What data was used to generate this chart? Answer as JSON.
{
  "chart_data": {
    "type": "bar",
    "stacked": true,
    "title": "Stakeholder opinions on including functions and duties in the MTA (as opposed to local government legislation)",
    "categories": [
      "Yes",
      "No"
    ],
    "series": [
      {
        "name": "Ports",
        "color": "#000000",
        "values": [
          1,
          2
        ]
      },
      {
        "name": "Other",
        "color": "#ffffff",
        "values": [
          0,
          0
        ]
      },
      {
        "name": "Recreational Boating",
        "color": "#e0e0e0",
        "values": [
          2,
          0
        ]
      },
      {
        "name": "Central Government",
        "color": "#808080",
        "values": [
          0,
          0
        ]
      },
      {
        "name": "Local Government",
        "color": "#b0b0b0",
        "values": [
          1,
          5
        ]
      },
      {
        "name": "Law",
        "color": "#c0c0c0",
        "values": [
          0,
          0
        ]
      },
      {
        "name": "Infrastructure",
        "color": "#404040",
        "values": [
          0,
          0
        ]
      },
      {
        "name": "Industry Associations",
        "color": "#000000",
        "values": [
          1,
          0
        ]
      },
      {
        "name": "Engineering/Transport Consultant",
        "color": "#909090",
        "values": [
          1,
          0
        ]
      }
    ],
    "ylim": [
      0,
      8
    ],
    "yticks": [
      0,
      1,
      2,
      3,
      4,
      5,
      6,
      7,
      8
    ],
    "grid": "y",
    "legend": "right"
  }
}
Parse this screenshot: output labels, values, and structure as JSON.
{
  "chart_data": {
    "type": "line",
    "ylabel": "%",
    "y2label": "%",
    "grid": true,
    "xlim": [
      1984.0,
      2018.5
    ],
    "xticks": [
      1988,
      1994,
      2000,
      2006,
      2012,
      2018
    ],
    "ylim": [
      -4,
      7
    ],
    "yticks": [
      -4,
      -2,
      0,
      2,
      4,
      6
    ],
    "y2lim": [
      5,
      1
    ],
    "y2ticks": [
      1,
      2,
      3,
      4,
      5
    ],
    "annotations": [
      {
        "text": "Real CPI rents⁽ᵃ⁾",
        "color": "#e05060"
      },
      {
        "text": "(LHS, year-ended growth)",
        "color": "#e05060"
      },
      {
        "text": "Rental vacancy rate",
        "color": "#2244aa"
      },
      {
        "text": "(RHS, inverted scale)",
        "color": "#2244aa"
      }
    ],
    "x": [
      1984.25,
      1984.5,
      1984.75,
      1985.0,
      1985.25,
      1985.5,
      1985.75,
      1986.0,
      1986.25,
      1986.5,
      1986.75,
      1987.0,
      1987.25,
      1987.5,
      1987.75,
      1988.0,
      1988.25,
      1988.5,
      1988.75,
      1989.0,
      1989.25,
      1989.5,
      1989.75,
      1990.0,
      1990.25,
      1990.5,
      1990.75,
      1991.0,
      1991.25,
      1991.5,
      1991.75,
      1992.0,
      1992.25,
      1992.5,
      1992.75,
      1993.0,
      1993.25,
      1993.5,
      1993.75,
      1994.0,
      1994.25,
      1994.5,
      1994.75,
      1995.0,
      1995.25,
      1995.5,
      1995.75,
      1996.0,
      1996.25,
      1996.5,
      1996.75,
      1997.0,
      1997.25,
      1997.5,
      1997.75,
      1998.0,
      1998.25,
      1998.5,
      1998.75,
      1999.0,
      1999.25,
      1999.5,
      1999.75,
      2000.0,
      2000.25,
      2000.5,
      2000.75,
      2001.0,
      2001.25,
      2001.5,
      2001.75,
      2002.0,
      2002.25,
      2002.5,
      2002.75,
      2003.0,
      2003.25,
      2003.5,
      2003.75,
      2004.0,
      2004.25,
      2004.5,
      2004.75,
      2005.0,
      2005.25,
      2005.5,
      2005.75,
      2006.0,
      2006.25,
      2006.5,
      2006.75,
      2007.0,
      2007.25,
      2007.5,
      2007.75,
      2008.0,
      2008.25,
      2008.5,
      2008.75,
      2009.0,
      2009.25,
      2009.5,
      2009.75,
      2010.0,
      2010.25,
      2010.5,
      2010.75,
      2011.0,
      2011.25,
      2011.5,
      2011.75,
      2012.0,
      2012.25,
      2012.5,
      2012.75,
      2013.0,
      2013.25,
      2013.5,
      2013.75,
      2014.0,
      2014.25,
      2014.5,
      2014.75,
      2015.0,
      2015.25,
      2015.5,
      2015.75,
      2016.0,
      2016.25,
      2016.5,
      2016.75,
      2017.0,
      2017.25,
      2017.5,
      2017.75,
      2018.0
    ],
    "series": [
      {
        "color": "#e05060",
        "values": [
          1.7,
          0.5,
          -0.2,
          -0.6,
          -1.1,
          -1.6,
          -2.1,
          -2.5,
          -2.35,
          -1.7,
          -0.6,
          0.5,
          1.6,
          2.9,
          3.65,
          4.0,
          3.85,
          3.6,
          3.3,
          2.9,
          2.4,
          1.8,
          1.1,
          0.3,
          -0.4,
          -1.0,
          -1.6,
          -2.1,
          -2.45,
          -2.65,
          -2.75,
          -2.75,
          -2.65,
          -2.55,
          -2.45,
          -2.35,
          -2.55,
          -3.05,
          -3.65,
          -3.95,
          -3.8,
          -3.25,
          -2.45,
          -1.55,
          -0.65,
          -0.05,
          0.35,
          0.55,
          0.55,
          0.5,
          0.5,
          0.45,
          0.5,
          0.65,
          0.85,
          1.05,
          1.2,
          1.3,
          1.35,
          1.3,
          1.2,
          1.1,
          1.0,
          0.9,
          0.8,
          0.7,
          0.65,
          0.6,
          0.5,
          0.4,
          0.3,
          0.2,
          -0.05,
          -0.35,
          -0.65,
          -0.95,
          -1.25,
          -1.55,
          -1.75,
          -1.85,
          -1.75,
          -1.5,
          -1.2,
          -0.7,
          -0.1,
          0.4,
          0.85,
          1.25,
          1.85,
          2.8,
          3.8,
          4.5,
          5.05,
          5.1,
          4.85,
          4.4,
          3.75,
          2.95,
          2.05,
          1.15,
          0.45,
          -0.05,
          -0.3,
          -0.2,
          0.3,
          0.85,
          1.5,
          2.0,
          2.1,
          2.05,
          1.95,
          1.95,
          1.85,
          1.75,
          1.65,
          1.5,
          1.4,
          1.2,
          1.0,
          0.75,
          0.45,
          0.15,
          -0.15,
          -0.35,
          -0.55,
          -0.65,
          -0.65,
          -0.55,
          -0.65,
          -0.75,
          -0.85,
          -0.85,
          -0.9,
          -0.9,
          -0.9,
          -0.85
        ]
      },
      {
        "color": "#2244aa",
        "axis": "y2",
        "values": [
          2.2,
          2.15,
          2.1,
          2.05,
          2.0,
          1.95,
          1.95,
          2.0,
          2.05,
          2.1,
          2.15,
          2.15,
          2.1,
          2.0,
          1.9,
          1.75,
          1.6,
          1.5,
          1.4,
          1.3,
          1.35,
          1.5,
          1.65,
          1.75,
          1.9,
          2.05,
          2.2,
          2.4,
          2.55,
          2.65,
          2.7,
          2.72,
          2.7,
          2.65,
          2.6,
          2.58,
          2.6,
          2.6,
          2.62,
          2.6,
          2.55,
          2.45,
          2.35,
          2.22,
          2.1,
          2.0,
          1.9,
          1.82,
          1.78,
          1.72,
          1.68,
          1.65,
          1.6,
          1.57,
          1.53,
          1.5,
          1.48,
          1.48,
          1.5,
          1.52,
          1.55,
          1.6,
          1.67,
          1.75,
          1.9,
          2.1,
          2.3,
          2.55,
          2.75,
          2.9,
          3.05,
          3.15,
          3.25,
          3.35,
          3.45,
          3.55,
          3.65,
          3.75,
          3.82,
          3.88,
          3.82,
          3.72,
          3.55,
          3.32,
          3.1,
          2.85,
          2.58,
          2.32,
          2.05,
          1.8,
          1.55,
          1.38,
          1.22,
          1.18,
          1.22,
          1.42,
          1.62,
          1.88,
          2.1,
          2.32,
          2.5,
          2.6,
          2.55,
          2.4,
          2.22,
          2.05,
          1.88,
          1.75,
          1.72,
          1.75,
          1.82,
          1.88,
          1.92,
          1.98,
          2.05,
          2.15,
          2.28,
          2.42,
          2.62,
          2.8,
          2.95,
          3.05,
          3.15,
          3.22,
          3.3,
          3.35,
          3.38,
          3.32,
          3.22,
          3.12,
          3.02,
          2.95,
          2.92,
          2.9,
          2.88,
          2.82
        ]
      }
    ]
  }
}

• **SHORT PROBLEM**: Of the lines in the data, how many contain the word "this"? Provide the number and nothing further.

• **REPLY**: 2